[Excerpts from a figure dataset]
## BEGIN

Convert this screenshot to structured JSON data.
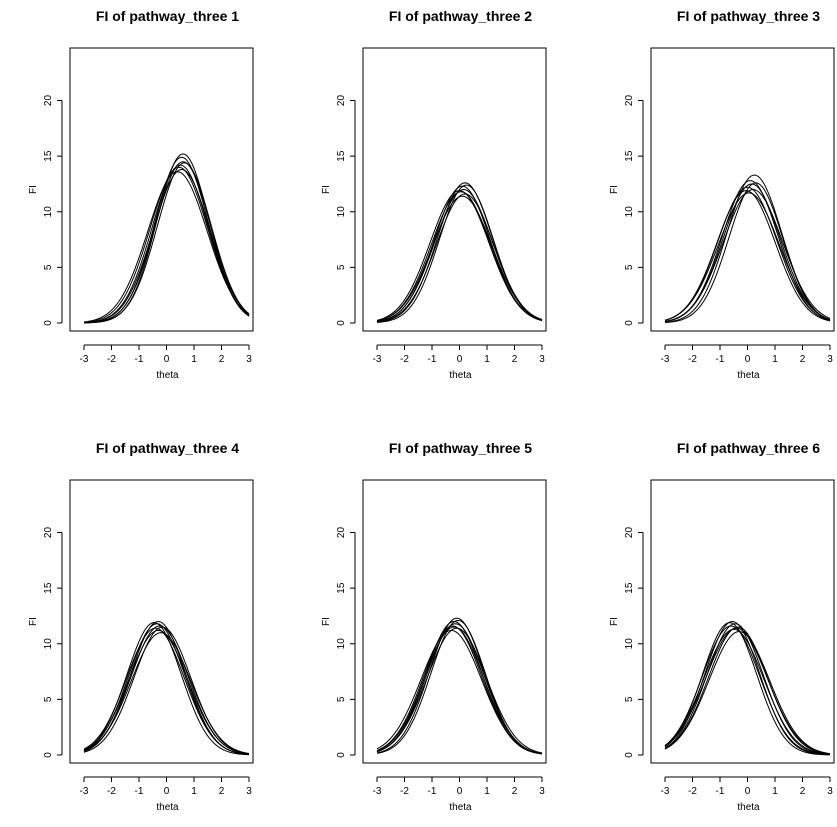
{
  "chart_data": [
    {
      "type": "line",
      "title": "FI of pathway_three 1",
      "xlabel": "theta",
      "ylabel": "FI",
      "xlim": [
        -3,
        3
      ],
      "ylim": [
        0,
        24
      ],
      "xticks": [
        -3,
        -2,
        -1,
        0,
        1,
        2,
        3
      ],
      "yticks": [
        0,
        5,
        10,
        15,
        20
      ],
      "curve_shape": "gaussian",
      "series": [
        {
          "peak": 15.2,
          "center": 0.6,
          "sd": 0.95
        },
        {
          "peak": 14.9,
          "center": 0.55,
          "sd": 0.97
        },
        {
          "peak": 14.5,
          "center": 0.6,
          "sd": 1.0
        },
        {
          "peak": 14.2,
          "center": 0.5,
          "sd": 1.02
        },
        {
          "peak": 14.0,
          "center": 0.45,
          "sd": 1.05
        },
        {
          "peak": 13.8,
          "center": 0.55,
          "sd": 1.03
        },
        {
          "peak": 13.6,
          "center": 0.4,
          "sd": 1.08
        },
        {
          "peak": 14.4,
          "center": 0.65,
          "sd": 0.98
        }
      ]
    },
    {
      "type": "line",
      "title": "FI of pathway_three 2",
      "xlabel": "theta",
      "ylabel": "FI",
      "xlim": [
        -3,
        3
      ],
      "ylim": [
        0,
        24
      ],
      "xticks": [
        -3,
        -2,
        -1,
        0,
        1,
        2,
        3
      ],
      "yticks": [
        0,
        5,
        10,
        15,
        20
      ],
      "curve_shape": "gaussian",
      "series": [
        {
          "peak": 12.6,
          "center": 0.2,
          "sd": 1.0
        },
        {
          "peak": 12.3,
          "center": 0.1,
          "sd": 1.02
        },
        {
          "peak": 12.0,
          "center": 0.15,
          "sd": 1.05
        },
        {
          "peak": 11.8,
          "center": 0.05,
          "sd": 1.06
        },
        {
          "peak": 11.6,
          "center": 0.2,
          "sd": 1.04
        },
        {
          "peak": 11.4,
          "center": 0.1,
          "sd": 1.08
        },
        {
          "peak": 12.4,
          "center": 0.25,
          "sd": 0.98
        },
        {
          "peak": 11.9,
          "center": 0.0,
          "sd": 1.07
        }
      ]
    },
    {
      "type": "line",
      "title": "FI of pathway_three 3",
      "xlabel": "theta",
      "ylabel": "FI",
      "xlim": [
        -3,
        3
      ],
      "ylim": [
        0,
        24
      ],
      "xticks": [
        -3,
        -2,
        -1,
        0,
        1,
        2,
        3
      ],
      "yticks": [
        0,
        5,
        10,
        15,
        20
      ],
      "curve_shape": "gaussian",
      "series": [
        {
          "peak": 13.3,
          "center": 0.25,
          "sd": 1.0
        },
        {
          "peak": 12.8,
          "center": 0.1,
          "sd": 1.02
        },
        {
          "peak": 12.5,
          "center": 0.15,
          "sd": 1.04
        },
        {
          "peak": 12.2,
          "center": 0.0,
          "sd": 1.07
        },
        {
          "peak": 12.0,
          "center": 0.2,
          "sd": 1.08
        },
        {
          "peak": 11.7,
          "center": 0.05,
          "sd": 1.1
        },
        {
          "peak": 12.6,
          "center": 0.3,
          "sd": 0.98
        },
        {
          "peak": 11.9,
          "center": -0.05,
          "sd": 1.06
        }
      ]
    },
    {
      "type": "line",
      "title": "FI of pathway_three 4",
      "xlabel": "theta",
      "ylabel": "FI",
      "xlim": [
        -3,
        3
      ],
      "ylim": [
        0,
        24
      ],
      "xticks": [
        -3,
        -2,
        -1,
        0,
        1,
        2,
        3
      ],
      "yticks": [
        0,
        5,
        10,
        15,
        20
      ],
      "curve_shape": "gaussian",
      "series": [
        {
          "peak": 12.0,
          "center": -0.3,
          "sd": 1.0
        },
        {
          "peak": 11.8,
          "center": -0.35,
          "sd": 1.02
        },
        {
          "peak": 11.6,
          "center": -0.25,
          "sd": 1.04
        },
        {
          "peak": 11.4,
          "center": -0.4,
          "sd": 1.05
        },
        {
          "peak": 11.2,
          "center": -0.3,
          "sd": 1.07
        },
        {
          "peak": 11.0,
          "center": -0.2,
          "sd": 1.08
        },
        {
          "peak": 11.9,
          "center": -0.45,
          "sd": 0.99
        },
        {
          "peak": 11.5,
          "center": -0.15,
          "sd": 1.03
        }
      ]
    },
    {
      "type": "line",
      "title": "FI of pathway_three 5",
      "xlabel": "theta",
      "ylabel": "FI",
      "xlim": [
        -3,
        3
      ],
      "ylim": [
        0,
        24
      ],
      "xticks": [
        -3,
        -2,
        -1,
        0,
        1,
        2,
        3
      ],
      "yticks": [
        0,
        5,
        10,
        15,
        20
      ],
      "curve_shape": "gaussian",
      "series": [
        {
          "peak": 12.3,
          "center": -0.1,
          "sd": 1.0
        },
        {
          "peak": 12.0,
          "center": -0.2,
          "sd": 1.03
        },
        {
          "peak": 11.8,
          "center": -0.15,
          "sd": 1.05
        },
        {
          "peak": 11.6,
          "center": -0.25,
          "sd": 1.06
        },
        {
          "peak": 11.4,
          "center": -0.1,
          "sd": 1.08
        },
        {
          "peak": 11.2,
          "center": -0.3,
          "sd": 1.1
        },
        {
          "peak": 12.1,
          "center": -0.05,
          "sd": 0.99
        },
        {
          "peak": 11.5,
          "center": -0.2,
          "sd": 1.07
        }
      ]
    },
    {
      "type": "line",
      "title": "FI of pathway_three 6",
      "xlabel": "theta",
      "ylabel": "FI",
      "xlim": [
        -3,
        3
      ],
      "ylim": [
        0,
        24
      ],
      "xticks": [
        -3,
        -2,
        -1,
        0,
        1,
        2,
        3
      ],
      "yticks": [
        0,
        5,
        10,
        15,
        20
      ],
      "curve_shape": "gaussian",
      "series": [
        {
          "peak": 12.0,
          "center": -0.55,
          "sd": 1.0
        },
        {
          "peak": 11.8,
          "center": -0.45,
          "sd": 1.03
        },
        {
          "peak": 11.6,
          "center": -0.6,
          "sd": 1.05
        },
        {
          "peak": 11.5,
          "center": -0.35,
          "sd": 1.07
        },
        {
          "peak": 11.3,
          "center": -0.5,
          "sd": 1.09
        },
        {
          "peak": 11.1,
          "center": -0.3,
          "sd": 1.1
        },
        {
          "peak": 11.9,
          "center": -0.65,
          "sd": 0.99
        },
        {
          "peak": 11.4,
          "center": -0.4,
          "sd": 1.12
        }
      ]
    }
  ]
}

## END

→ Given request
Please repeat the entries exactly. Do not include the pictures.

→ Result of the task
Convert this screenshot to structured JSON data.
{
  "chart_data": [
    {
      "type": "line",
      "title": "FI of pathway_three 1",
      "xlabel": "theta",
      "ylabel": "FI",
      "xlim": [
        -3,
        3
      ],
      "ylim": [
        0,
        24
      ],
      "xticks": [
        -3,
        -2,
        -1,
        0,
        1,
        2,
        3
      ],
      "yticks": [
        0,
        5,
        10,
        15,
        20
      ],
      "curve_shape": "gaussian",
      "series": [
        {
          "peak": 15.2,
          "center": 0.6,
          "sd": 0.95
        },
        {
          "peak": 14.9,
          "center": 0.55,
          "sd": 0.97
        },
        {
          "peak": 14.5,
          "center": 0.6,
          "sd": 1.0
        },
        {
          "peak": 14.2,
          "center": 0.5,
          "sd": 1.02
        },
        {
          "peak": 14.0,
          "center": 0.45,
          "sd": 1.05
        },
        {
          "peak": 13.8,
          "center": 0.55,
          "sd": 1.03
        },
        {
          "peak": 13.6,
          "center": 0.4,
          "sd": 1.08
        },
        {
          "peak": 14.4,
          "center": 0.65,
          "sd": 0.98
        }
      ]
    },
    {
      "type": "line",
      "title": "FI of pathway_three 2",
      "xlabel": "theta",
      "ylabel": "FI",
      "xlim": [
        -3,
        3
      ],
      "ylim": [
        0,
        24
      ],
      "xticks": [
        -3,
        -2,
        -1,
        0,
        1,
        2,
        3
      ],
      "yticks": [
        0,
        5,
        10,
        15,
        20
      ],
      "curve_shape": "gaussian",
      "series": [
        {
          "peak": 12.6,
          "center": 0.2,
          "sd": 1.0
        },
        {
          "peak": 12.3,
          "center": 0.1,
          "sd": 1.02
        },
        {
          "peak": 12.0,
          "center": 0.15,
          "sd": 1.05
        },
        {
          "peak": 11.8,
          "center": 0.05,
          "sd": 1.06
        },
        {
          "peak": 11.6,
          "center": 0.2,
          "sd": 1.04
        },
        {
          "peak": 11.4,
          "center": 0.1,
          "sd": 1.08
        },
        {
          "peak": 12.4,
          "center": 0.25,
          "sd": 0.98
        },
        {
          "peak": 11.9,
          "center": 0.0,
          "sd": 1.07
        }
      ]
    },
    {
      "type": "line",
      "title": "FI of pathway_three 3",
      "xlabel": "theta",
      "ylabel": "FI",
      "xlim": [
        -3,
        3
      ],
      "ylim": [
        0,
        24
      ],
      "xticks": [
        -3,
        -2,
        -1,
        0,
        1,
        2,
        3
      ],
      "yticks": [
        0,
        5,
        10,
        15,
        20
      ],
      "curve_shape": "gaussian",
      "series": [
        {
          "peak": 13.3,
          "center": 0.25,
          "sd": 1.0
        },
        {
          "peak": 12.8,
          "center": 0.1,
          "sd": 1.02
        },
        {
          "peak": 12.5,
          "center": 0.15,
          "sd": 1.04
        },
        {
          "peak": 12.2,
          "center": 0.0,
          "sd": 1.07
        },
        {
          "peak": 12.0,
          "center": 0.2,
          "sd": 1.08
        },
        {
          "peak": 11.7,
          "center": 0.05,
          "sd": 1.1
        },
        {
          "peak": 12.6,
          "center": 0.3,
          "sd": 0.98
        },
        {
          "peak": 11.9,
          "center": -0.05,
          "sd": 1.06
        }
      ]
    },
    {
      "type": "line",
      "title": "FI of pathway_three 4",
      "xlabel": "theta",
      "ylabel": "FI",
      "xlim": [
        -3,
        3
      ],
      "ylim": [
        0,
        24
      ],
      "xticks": [
        -3,
        -2,
        -1,
        0,
        1,
        2,
        3
      ],
      "yticks": [
        0,
        5,
        10,
        15,
        20
      ],
      "curve_shape": "gaussian",
      "series": [
        {
          "peak": 12.0,
          "center": -0.3,
          "sd": 1.0
        },
        {
          "peak": 11.8,
          "center": -0.35,
          "sd": 1.02
        },
        {
          "peak": 11.6,
          "center": -0.25,
          "sd": 1.04
        },
        {
          "peak": 11.4,
          "center": -0.4,
          "sd": 1.05
        },
        {
          "peak": 11.2,
          "center": -0.3,
          "sd": 1.07
        },
        {
          "peak": 11.0,
          "center": -0.2,
          "sd": 1.08
        },
        {
          "peak": 11.9,
          "center": -0.45,
          "sd": 0.99
        },
        {
          "peak": 11.5,
          "center": -0.15,
          "sd": 1.03
        }
      ]
    },
    {
      "type": "line",
      "title": "FI of pathway_three 5",
      "xlabel": "theta",
      "ylabel": "FI",
      "xlim": [
        -3,
        3
      ],
      "ylim": [
        0,
        24
      ],
      "xticks": [
        -3,
        -2,
        -1,
        0,
        1,
        2,
        3
      ],
      "yticks": [
        0,
        5,
        10,
        15,
        20
      ],
      "curve_shape": "gaussian",
      "series": [
        {
          "peak": 12.3,
          "center": -0.1,
          "sd": 1.0
        },
        {
          "peak": 12.0,
          "center": -0.2,
          "sd": 1.03
        },
        {
          "peak": 11.8,
          "center": -0.15,
          "sd": 1.05
        },
        {
          "peak": 11.6,
          "center": -0.25,
          "sd": 1.06
        },
        {
          "peak": 11.4,
          "center": -0.1,
          "sd": 1.08
        },
        {
          "peak": 11.2,
          "center": -0.3,
          "sd": 1.1
        },
        {
          "peak": 12.1,
          "center": -0.05,
          "sd": 0.99
        },
        {
          "peak": 11.5,
          "center": -0.2,
          "sd": 1.07
        }
      ]
    },
    {
      "type": "line",
      "title": "FI of pathway_three 6",
      "xlabel": "theta",
      "ylabel": "FI",
      "xlim": [
        -3,
        3
      ],
      "ylim": [
        0,
        24
      ],
      "xticks": [
        -3,
        -2,
        -1,
        0,
        1,
        2,
        3
      ],
      "yticks": [
        0,
        5,
        10,
        15,
        20
      ],
      "curve_shape": "gaussian",
      "series": [
        {
          "peak": 12.0,
          "center": -0.55,
          "sd": 1.0
        },
        {
          "peak": 11.8,
          "center": -0.45,
          "sd": 1.03
        },
        {
          "peak": 11.6,
          "center": -0.6,
          "sd": 1.05
        },
        {
          "peak": 11.5,
          "center": -0.35,
          "sd": 1.07
        },
        {
          "peak": 11.3,
          "center": -0.5,
          "sd": 1.09
        },
        {
          "peak": 11.1,
          "center": -0.3,
          "sd": 1.1
        },
        {
          "peak": 11.9,
          "center": -0.65,
          "sd": 0.99
        },
        {
          "peak": 11.4,
          "center": -0.4,
          "sd": 1.12
        }
      ]
    }
  ]
}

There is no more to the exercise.